:: RECORDS SUPPLIED ::
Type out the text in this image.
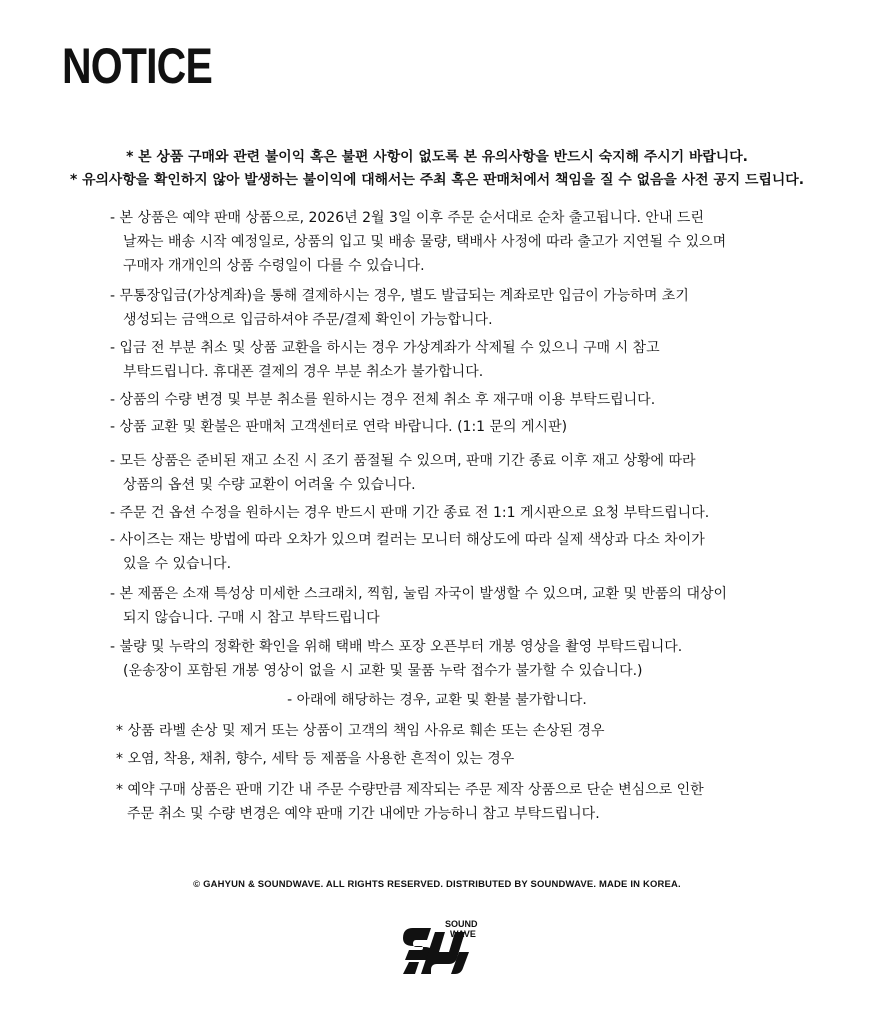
NOTICE

* 본 상품 구매와 관련 불이익 혹은 불편 사항이 없도록 본 유의사항을 반드시 숙지해 주시기 바랍니다.

* 유의사항을 확인하지 않아 발생하는 불이익에 대해서는 주최 혹은 판매처에서 책임을 질 수 없음을 사전 공지 드립니다.

- 본 상품은 예약 판매 상품으로, 2026년 2월 3일 이후 주문 순서대로 순차 출고됩니다. 안내 드린
날짜는 배송 시작 예정일로, 상품의 입고 및 배송 물량, 택배사 사정에 따라 출고가 지연될 수 있으며
구매자 개개인의 상품 수령일이 다를 수 있습니다.
- 무통장입금(가상계좌)을 통해 결제하시는 경우, 별도 발급되는 계좌로만 입금이 가능하며 초기
생성되는 금액으로 입금하셔야 주문/결제 확인이 가능합니다.
- 입금 전 부분 취소 및 상품 교환을 하시는 경우 가상계좌가 삭제될 수 있으니 구매 시 참고
부탁드립니다. 휴대폰 결제의 경우 부분 취소가 불가합니다.
- 상품의 수량 변경 및 부분 취소를 원하시는 경우 전체 취소 후 재구매 이용 부탁드립니다.
- 상품 교환 및 환불은 판매처 고객센터로 연락 바랍니다. (1:1 문의 게시판)
- 모든 상품은 준비된 재고 소진 시 조기 품절될 수 있으며, 판매 기간 종료 이후 재고 상황에 따라
상품의 옵션 및 수량 교환이 어려울 수 있습니다.
- 주문 건 옵션 수정을 원하시는 경우 반드시 판매 기간 종료 전 1:1 게시판으로 요청 부탁드립니다.
- 사이즈는 재는 방법에 따라 오차가 있으며 컬러는 모니터 해상도에 따라 실제 색상과 다소 차이가
있을 수 있습니다.
- 본 제품은 소재 특성상 미세한 스크래치, 찍힘, 눌림 자국이 발생할 수 있으며, 교환 및 반품의 대상이
되지 않습니다. 구매 시 참고 부탁드립니다
- 불량 및 누락의 정확한 확인을 위해 택배 박스 포장 오픈부터 개봉 영상을 촬영 부탁드립니다.
(운송장이 포함된 개봉 영상이 없을 시 교환 및 물품 누락 접수가 불가할 수 있습니다.)
- 아래에 해당하는 경우, 교환 및 환불 불가합니다.
* 상품 라벨 손상 및 제거 또는 상품이 고객의 책임 사유로 훼손 또는 손상된 경우
* 오염, 착용, 채취, 향수, 세탁 등 제품을 사용한 흔적이 있는 경우
* 예약 구매 상품은 판매 기간 내 주문 수량만큼 제작되는 주문 제작 상품으로 단순 변심으로 인한
주문 취소 및 수량 변경은 예약 판매 기간 내에만 가능하니 참고 부탁드립니다.
© GAHYUN & SOUNDWAVE. ALL RIGHTS RESERVED. DISTRIBUTED BY SOUNDWAVE. MADE IN KOREA.
SOUND
WAVE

:: TASK INSTRUCTIONS ::
Copy each line above precisely, dropping the pictures.

:: TASK SOLUTION ::
Type out the text in this image.
NOTICE

* 본 상품 구매와 관련 불이익 혹은 불편 사항이 없도록 본 유의사항을 반드시 숙지해 주시기 바랍니다.

* 유의사항을 확인하지 않아 발생하는 불이익에 대해서는 주최 혹은 판매처에서 책임을 질 수 없음을 사전 공지 드립니다.

- 본 상품은 예약 판매 상품으로, 2026년 2월 3일 이후 주문 순서대로 순차 출고됩니다. 안내 드린
날짜는 배송 시작 예정일로, 상품의 입고 및 배송 물량, 택배사 사정에 따라 출고가 지연될 수 있으며
구매자 개개인의 상품 수령일이 다를 수 있습니다.
- 무통장입금(가상계좌)을 통해 결제하시는 경우, 별도 발급되는 계좌로만 입금이 가능하며 초기
생성되는 금액으로 입금하셔야 주문/결제 확인이 가능합니다.
- 입금 전 부분 취소 및 상품 교환을 하시는 경우 가상계좌가 삭제될 수 있으니 구매 시 참고
부탁드립니다. 휴대폰 결제의 경우 부분 취소가 불가합니다.
- 상품의 수량 변경 및 부분 취소를 원하시는 경우 전체 취소 후 재구매 이용 부탁드립니다.
- 상품 교환 및 환불은 판매처 고객센터로 연락 바랍니다. (1:1 문의 게시판)
- 모든 상품은 준비된 재고 소진 시 조기 품절될 수 있으며, 판매 기간 종료 이후 재고 상황에 따라
상품의 옵션 및 수량 교환이 어려울 수 있습니다.
- 주문 건 옵션 수정을 원하시는 경우 반드시 판매 기간 종료 전 1:1 게시판으로 요청 부탁드립니다.
- 사이즈는 재는 방법에 따라 오차가 있으며 컬러는 모니터 해상도에 따라 실제 색상과 다소 차이가
있을 수 있습니다.
- 본 제품은 소재 특성상 미세한 스크래치, 찍힘, 눌림 자국이 발생할 수 있으며, 교환 및 반품의 대상이
되지 않습니다. 구매 시 참고 부탁드립니다
- 불량 및 누락의 정확한 확인을 위해 택배 박스 포장 오픈부터 개봉 영상을 촬영 부탁드립니다.
(운송장이 포함된 개봉 영상이 없을 시 교환 및 물품 누락 접수가 불가할 수 있습니다.)
- 아래에 해당하는 경우, 교환 및 환불 불가합니다.
* 상품 라벨 손상 및 제거 또는 상품이 고객의 책임 사유로 훼손 또는 손상된 경우
* 오염, 착용, 채취, 향수, 세탁 등 제품을 사용한 흔적이 있는 경우
* 예약 구매 상품은 판매 기간 내 주문 수량만큼 제작되는 주문 제작 상품으로 단순 변심으로 인한
주문 취소 및 수량 변경은 예약 판매 기간 내에만 가능하니 참고 부탁드립니다.
© GAHYUN & SOUNDWAVE. ALL RIGHTS RESERVED. DISTRIBUTED BY SOUNDWAVE. MADE IN KOREA.
SOUND
WAVE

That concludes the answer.